EXERCISE GOAL:
Give every line again exactly as it appears, please, but not the pictures.

****************

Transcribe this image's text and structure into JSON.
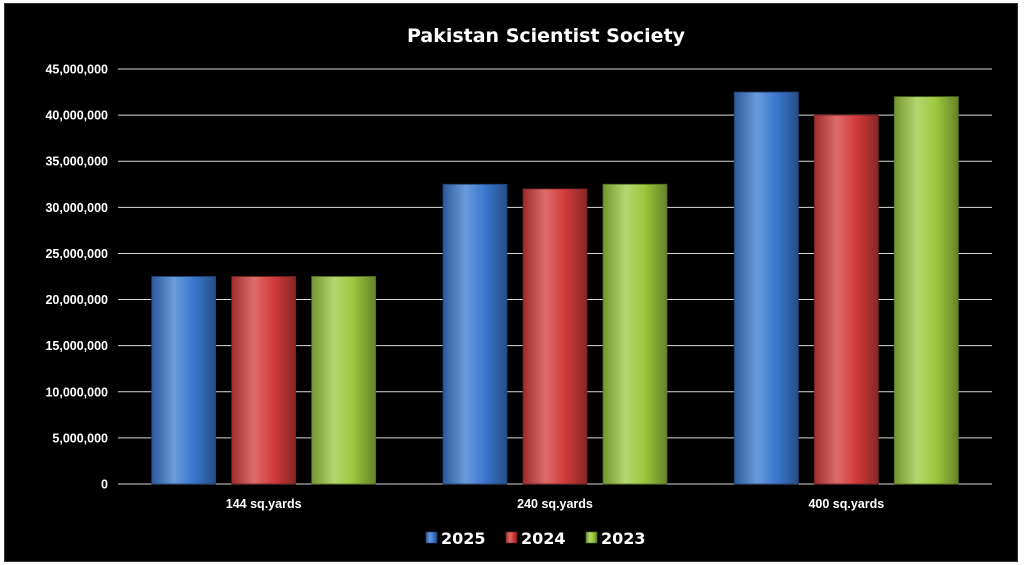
{
  "chart_data": {
    "type": "bar",
    "title": "Pakistan Scientist Society",
    "xlabel": "",
    "ylabel": "",
    "categories": [
      "144 sq.yards",
      "240 sq.yards",
      "400 sq.yards"
    ],
    "series": [
      {
        "name": "2025",
        "values": [
          22500000,
          32500000,
          42500000
        ],
        "color": "#3a78d0"
      },
      {
        "name": "2024",
        "values": [
          22500000,
          32000000,
          40000000
        ],
        "color": "#d23b3b"
      },
      {
        "name": "2023",
        "values": [
          22500000,
          32500000,
          42000000
        ],
        "color": "#9cc83e"
      }
    ],
    "ylim": [
      0,
      45000000
    ],
    "yticks": [
      "0",
      "5,000,000",
      "10,000,000",
      "15,000,000",
      "20,000,000",
      "25,000,000",
      "30,000,000",
      "35,000,000",
      "40,000,000",
      "45,000,000"
    ],
    "grid": true,
    "legend_position": "bottom",
    "background": "#000000"
  }
}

****************

SOLUTION TO THIS TASK:
Transcribe this image's text and structure into JSON.
{
  "chart_data": {
    "type": "bar",
    "title": "Pakistan Scientist Society",
    "xlabel": "",
    "ylabel": "",
    "categories": [
      "144 sq.yards",
      "240 sq.yards",
      "400 sq.yards"
    ],
    "series": [
      {
        "name": "2025",
        "values": [
          22500000,
          32500000,
          42500000
        ],
        "color": "#3a78d0"
      },
      {
        "name": "2024",
        "values": [
          22500000,
          32000000,
          40000000
        ],
        "color": "#d23b3b"
      },
      {
        "name": "2023",
        "values": [
          22500000,
          32500000,
          42000000
        ],
        "color": "#9cc83e"
      }
    ],
    "ylim": [
      0,
      45000000
    ],
    "yticks": [
      "0",
      "5,000,000",
      "10,000,000",
      "15,000,000",
      "20,000,000",
      "25,000,000",
      "30,000,000",
      "35,000,000",
      "40,000,000",
      "45,000,000"
    ],
    "grid": true,
    "legend_position": "bottom",
    "background": "#000000"
  }
}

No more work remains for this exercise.